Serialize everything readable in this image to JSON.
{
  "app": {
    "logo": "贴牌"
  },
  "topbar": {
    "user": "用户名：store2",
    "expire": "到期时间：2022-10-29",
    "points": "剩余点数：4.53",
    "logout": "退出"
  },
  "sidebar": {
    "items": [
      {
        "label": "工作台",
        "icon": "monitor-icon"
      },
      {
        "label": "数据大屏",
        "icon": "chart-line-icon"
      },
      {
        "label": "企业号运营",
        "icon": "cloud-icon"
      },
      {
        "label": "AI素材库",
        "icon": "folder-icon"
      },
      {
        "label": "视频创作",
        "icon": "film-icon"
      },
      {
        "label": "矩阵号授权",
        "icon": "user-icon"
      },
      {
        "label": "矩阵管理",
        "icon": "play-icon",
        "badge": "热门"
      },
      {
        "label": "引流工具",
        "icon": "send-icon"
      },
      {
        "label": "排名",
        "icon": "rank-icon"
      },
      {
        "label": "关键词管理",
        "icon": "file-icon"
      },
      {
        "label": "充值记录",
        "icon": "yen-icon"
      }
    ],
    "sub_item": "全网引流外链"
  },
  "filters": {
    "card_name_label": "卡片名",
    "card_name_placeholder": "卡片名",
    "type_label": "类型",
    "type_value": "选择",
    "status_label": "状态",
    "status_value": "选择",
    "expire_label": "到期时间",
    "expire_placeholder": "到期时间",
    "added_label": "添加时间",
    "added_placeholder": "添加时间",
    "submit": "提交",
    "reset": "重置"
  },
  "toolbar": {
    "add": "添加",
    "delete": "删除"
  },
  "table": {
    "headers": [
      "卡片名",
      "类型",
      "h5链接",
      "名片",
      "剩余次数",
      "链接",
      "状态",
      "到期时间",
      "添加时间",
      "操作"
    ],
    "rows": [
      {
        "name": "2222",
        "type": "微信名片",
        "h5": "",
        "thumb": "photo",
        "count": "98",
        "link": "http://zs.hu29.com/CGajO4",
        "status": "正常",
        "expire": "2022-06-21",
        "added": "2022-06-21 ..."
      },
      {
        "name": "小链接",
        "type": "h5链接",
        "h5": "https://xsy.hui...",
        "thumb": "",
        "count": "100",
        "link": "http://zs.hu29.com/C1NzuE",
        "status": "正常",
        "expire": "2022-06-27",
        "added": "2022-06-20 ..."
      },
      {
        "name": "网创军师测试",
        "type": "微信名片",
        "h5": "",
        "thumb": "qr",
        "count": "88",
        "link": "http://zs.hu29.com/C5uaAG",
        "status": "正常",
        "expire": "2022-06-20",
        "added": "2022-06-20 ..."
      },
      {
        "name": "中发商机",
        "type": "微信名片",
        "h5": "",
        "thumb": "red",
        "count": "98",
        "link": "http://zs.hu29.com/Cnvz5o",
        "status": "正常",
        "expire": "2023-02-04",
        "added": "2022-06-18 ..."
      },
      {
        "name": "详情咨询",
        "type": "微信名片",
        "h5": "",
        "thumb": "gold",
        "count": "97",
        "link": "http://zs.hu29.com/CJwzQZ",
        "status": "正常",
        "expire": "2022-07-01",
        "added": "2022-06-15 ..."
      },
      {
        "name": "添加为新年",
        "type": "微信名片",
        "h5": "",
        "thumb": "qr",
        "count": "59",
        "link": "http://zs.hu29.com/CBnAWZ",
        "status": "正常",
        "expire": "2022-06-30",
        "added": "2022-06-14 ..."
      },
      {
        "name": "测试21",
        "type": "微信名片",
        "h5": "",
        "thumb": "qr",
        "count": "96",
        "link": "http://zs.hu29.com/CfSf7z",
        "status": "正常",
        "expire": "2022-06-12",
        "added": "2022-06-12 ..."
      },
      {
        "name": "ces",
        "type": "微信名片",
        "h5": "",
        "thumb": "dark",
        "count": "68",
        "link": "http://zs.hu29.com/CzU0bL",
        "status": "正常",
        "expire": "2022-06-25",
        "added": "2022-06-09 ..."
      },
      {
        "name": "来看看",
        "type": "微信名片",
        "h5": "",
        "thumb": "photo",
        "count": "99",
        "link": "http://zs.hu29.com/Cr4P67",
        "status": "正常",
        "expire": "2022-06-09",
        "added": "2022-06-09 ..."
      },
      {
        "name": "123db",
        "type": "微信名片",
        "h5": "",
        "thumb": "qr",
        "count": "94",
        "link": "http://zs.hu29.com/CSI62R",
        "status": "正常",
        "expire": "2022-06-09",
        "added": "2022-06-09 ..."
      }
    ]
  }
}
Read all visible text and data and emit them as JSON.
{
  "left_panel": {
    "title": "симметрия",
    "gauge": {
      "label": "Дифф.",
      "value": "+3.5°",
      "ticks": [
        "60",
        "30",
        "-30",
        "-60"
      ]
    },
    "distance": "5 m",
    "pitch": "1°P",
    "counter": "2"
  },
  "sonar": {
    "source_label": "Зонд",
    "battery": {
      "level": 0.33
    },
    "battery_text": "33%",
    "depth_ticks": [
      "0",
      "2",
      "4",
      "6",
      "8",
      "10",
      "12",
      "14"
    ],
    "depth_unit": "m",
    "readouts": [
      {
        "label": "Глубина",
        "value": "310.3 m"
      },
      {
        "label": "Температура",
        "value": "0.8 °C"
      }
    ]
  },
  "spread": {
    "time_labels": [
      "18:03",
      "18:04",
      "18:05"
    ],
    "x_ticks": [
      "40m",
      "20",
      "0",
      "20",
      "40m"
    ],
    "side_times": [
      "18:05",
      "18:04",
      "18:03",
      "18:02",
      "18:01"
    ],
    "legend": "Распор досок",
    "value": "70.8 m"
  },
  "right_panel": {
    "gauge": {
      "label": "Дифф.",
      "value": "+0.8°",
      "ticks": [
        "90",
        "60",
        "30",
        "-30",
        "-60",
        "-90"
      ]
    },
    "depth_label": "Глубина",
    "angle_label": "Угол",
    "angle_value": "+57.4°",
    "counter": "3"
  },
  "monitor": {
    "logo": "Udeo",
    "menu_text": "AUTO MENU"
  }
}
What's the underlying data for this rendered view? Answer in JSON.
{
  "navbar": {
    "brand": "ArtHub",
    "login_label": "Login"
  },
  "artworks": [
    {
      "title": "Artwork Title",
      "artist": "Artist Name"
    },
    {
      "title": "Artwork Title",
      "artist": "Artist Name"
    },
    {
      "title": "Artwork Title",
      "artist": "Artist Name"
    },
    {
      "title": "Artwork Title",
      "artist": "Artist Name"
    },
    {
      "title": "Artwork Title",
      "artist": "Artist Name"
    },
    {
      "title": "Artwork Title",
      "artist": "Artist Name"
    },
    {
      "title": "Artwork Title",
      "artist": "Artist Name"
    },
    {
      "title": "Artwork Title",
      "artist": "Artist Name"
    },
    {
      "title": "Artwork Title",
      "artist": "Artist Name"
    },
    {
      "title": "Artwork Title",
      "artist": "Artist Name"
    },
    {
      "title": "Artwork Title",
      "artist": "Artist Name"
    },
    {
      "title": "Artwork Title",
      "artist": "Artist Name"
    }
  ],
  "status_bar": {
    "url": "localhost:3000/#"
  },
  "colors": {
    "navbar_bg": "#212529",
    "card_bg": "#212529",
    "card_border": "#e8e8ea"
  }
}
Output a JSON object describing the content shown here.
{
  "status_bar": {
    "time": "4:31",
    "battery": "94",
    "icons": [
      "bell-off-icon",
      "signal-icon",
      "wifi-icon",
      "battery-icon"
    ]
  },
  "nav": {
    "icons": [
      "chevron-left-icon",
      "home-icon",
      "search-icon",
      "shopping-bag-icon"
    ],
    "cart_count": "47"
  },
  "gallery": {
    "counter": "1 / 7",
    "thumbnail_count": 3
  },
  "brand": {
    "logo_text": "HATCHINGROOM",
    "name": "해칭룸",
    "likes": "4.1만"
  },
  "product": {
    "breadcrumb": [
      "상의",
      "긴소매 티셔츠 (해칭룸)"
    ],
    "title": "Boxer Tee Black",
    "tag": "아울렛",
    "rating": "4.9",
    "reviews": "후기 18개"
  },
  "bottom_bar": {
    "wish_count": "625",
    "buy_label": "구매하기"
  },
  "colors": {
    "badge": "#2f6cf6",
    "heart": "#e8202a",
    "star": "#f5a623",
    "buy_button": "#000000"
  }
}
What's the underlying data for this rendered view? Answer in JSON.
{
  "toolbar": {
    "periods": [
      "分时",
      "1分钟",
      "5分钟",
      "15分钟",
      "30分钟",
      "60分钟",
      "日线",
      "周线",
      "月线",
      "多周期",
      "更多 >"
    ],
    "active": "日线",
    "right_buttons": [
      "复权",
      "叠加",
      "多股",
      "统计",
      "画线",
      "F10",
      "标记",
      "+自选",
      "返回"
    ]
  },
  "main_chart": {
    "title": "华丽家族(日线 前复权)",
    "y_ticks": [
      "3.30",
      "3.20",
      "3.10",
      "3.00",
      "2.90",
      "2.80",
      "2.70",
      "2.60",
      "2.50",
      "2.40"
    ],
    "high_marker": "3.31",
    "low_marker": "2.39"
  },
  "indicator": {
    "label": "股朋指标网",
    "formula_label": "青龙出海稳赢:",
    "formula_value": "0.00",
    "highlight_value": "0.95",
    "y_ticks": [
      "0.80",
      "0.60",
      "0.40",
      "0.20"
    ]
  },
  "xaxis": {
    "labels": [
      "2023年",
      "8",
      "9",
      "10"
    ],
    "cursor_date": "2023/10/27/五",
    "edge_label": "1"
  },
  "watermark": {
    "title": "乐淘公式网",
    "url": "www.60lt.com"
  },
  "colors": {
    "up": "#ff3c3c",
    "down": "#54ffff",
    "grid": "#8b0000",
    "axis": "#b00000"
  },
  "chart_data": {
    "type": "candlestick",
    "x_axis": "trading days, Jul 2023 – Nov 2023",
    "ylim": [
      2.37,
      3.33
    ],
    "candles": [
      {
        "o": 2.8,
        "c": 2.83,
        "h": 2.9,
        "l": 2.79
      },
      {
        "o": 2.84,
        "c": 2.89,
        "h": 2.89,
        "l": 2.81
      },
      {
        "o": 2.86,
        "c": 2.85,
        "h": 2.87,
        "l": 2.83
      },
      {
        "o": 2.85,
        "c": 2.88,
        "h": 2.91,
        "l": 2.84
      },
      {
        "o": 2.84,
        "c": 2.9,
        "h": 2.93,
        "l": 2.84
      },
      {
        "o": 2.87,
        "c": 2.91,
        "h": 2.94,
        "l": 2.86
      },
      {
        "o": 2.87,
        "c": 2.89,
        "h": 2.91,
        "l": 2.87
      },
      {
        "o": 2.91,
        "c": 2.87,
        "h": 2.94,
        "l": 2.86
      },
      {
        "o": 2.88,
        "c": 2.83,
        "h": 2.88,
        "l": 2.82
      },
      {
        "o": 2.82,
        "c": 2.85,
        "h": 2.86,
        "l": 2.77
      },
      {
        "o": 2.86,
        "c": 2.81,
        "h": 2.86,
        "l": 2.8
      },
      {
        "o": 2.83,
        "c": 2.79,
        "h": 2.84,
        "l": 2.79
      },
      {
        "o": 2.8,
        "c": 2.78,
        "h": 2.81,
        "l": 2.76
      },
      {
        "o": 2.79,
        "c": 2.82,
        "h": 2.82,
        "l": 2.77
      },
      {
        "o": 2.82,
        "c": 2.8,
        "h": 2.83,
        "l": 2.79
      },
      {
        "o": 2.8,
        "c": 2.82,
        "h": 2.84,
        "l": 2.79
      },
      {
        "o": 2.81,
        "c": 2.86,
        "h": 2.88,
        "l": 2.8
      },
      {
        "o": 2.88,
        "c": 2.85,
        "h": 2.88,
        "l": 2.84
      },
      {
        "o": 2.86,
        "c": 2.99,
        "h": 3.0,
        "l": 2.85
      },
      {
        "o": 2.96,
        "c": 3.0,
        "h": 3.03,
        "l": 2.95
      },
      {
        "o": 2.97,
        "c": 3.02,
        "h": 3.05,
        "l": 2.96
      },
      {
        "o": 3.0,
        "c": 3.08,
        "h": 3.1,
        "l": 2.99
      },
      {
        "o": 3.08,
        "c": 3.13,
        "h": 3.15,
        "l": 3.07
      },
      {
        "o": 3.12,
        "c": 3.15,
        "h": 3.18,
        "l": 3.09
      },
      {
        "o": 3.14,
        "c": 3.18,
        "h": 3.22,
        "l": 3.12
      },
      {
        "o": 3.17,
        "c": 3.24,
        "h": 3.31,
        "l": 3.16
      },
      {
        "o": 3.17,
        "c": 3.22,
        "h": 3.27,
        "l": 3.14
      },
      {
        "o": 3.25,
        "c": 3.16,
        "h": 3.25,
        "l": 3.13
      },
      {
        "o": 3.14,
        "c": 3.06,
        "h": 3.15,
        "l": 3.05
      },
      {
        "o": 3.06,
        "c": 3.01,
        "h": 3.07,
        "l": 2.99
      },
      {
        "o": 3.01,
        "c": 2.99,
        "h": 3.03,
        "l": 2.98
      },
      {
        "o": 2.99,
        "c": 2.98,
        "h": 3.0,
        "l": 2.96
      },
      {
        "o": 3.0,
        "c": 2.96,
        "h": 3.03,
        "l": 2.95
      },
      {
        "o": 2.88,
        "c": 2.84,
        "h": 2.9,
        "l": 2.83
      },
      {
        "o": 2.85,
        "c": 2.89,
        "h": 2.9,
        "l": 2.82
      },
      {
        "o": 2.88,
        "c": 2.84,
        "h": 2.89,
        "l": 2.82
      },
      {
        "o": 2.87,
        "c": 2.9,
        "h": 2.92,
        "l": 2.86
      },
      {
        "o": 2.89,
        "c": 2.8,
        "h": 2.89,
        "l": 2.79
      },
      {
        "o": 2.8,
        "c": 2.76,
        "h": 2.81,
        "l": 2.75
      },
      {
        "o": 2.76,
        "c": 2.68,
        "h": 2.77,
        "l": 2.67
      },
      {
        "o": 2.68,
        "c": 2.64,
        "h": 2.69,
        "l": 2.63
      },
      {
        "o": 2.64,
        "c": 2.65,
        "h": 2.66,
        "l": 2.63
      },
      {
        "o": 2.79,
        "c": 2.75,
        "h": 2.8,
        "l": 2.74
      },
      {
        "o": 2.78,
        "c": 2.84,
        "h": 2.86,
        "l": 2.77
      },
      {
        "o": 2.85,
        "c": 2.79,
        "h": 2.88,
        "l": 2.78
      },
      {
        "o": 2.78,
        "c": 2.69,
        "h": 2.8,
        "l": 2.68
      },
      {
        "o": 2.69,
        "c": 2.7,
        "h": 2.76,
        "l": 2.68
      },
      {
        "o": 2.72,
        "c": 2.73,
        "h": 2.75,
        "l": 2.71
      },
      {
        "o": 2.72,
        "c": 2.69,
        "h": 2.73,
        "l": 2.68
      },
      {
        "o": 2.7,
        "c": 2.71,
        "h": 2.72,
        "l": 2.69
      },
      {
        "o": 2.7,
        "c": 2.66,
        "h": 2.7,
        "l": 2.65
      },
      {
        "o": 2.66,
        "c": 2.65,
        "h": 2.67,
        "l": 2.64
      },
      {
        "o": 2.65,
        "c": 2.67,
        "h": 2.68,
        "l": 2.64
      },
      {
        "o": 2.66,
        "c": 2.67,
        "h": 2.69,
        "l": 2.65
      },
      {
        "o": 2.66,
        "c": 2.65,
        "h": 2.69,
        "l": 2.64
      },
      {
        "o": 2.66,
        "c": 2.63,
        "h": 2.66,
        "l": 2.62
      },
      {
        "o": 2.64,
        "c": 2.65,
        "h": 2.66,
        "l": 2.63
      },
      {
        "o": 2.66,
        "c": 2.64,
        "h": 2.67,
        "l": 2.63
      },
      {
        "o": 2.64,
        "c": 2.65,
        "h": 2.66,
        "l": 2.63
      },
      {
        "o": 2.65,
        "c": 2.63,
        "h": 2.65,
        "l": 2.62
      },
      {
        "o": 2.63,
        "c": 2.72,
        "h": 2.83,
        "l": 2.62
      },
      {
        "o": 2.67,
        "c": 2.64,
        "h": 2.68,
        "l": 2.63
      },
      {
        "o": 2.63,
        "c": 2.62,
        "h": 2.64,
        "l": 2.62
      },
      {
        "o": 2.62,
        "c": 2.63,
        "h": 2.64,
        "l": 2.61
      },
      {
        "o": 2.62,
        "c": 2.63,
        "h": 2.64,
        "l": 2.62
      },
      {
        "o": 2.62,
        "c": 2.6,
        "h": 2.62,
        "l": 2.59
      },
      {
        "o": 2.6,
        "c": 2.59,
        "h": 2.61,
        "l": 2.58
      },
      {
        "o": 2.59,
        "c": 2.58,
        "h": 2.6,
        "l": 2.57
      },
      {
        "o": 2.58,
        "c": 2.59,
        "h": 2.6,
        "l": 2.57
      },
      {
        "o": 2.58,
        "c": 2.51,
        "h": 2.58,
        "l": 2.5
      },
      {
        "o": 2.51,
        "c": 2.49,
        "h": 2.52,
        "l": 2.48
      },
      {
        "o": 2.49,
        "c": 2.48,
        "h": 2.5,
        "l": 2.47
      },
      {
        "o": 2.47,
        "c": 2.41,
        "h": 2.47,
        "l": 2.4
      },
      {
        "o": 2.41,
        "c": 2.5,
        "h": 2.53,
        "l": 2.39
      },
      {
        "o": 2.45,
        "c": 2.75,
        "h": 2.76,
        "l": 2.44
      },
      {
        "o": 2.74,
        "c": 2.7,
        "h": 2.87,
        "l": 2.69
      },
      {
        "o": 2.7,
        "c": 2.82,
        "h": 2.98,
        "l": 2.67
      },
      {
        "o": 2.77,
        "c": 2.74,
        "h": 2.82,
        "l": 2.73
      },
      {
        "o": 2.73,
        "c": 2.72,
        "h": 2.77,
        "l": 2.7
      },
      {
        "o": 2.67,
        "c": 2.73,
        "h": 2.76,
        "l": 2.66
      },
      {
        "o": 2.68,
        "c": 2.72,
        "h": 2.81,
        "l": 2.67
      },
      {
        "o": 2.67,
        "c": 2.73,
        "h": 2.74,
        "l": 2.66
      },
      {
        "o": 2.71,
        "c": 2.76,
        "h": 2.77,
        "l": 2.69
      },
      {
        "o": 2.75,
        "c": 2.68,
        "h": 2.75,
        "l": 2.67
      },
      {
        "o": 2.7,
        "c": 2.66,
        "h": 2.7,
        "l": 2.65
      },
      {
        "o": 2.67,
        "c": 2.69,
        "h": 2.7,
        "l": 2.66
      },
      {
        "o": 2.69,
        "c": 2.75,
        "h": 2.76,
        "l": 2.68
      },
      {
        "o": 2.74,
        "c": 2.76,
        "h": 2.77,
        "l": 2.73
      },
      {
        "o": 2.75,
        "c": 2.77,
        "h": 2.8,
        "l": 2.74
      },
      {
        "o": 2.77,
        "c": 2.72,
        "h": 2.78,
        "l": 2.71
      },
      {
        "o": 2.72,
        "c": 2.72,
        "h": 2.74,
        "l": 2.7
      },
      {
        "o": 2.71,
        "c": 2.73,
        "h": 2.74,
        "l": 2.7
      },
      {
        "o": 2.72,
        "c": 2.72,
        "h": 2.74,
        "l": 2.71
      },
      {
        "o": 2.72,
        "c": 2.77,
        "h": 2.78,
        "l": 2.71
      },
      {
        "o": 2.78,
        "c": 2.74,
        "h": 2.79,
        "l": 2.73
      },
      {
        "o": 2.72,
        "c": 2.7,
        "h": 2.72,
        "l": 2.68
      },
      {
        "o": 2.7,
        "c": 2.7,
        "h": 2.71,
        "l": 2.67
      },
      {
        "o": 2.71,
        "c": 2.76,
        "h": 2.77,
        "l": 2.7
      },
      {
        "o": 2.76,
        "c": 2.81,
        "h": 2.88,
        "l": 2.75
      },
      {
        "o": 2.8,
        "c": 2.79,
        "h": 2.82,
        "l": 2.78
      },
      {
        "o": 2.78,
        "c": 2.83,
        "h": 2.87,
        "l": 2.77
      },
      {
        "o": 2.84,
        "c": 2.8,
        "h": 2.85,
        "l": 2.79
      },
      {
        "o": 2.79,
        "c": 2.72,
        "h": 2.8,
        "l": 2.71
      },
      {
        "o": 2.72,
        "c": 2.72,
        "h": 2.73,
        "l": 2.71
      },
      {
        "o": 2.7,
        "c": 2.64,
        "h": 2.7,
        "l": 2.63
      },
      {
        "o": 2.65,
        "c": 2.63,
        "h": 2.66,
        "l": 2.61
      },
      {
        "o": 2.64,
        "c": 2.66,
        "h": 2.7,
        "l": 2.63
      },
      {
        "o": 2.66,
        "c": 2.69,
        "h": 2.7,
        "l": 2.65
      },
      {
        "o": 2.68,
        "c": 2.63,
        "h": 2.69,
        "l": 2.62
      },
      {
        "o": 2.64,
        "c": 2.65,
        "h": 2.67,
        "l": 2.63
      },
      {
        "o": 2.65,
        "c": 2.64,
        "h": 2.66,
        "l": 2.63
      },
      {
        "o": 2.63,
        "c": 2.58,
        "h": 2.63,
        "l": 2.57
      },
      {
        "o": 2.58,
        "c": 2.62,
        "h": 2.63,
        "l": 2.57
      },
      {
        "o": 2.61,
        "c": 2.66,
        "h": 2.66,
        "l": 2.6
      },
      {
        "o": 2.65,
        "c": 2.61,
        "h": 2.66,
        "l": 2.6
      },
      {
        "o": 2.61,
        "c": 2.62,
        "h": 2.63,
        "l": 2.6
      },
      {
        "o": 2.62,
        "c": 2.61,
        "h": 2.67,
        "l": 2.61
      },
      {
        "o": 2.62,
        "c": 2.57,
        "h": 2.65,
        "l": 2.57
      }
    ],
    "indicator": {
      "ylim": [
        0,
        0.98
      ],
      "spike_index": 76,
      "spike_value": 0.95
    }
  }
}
_____
» **Problem statement**
Extract each line holding the word "添加时间" from the records.

» **Solution for this problem**
    "added_label": "添加时间",
    "added_placeholder": "添加时间",
      "添加时间",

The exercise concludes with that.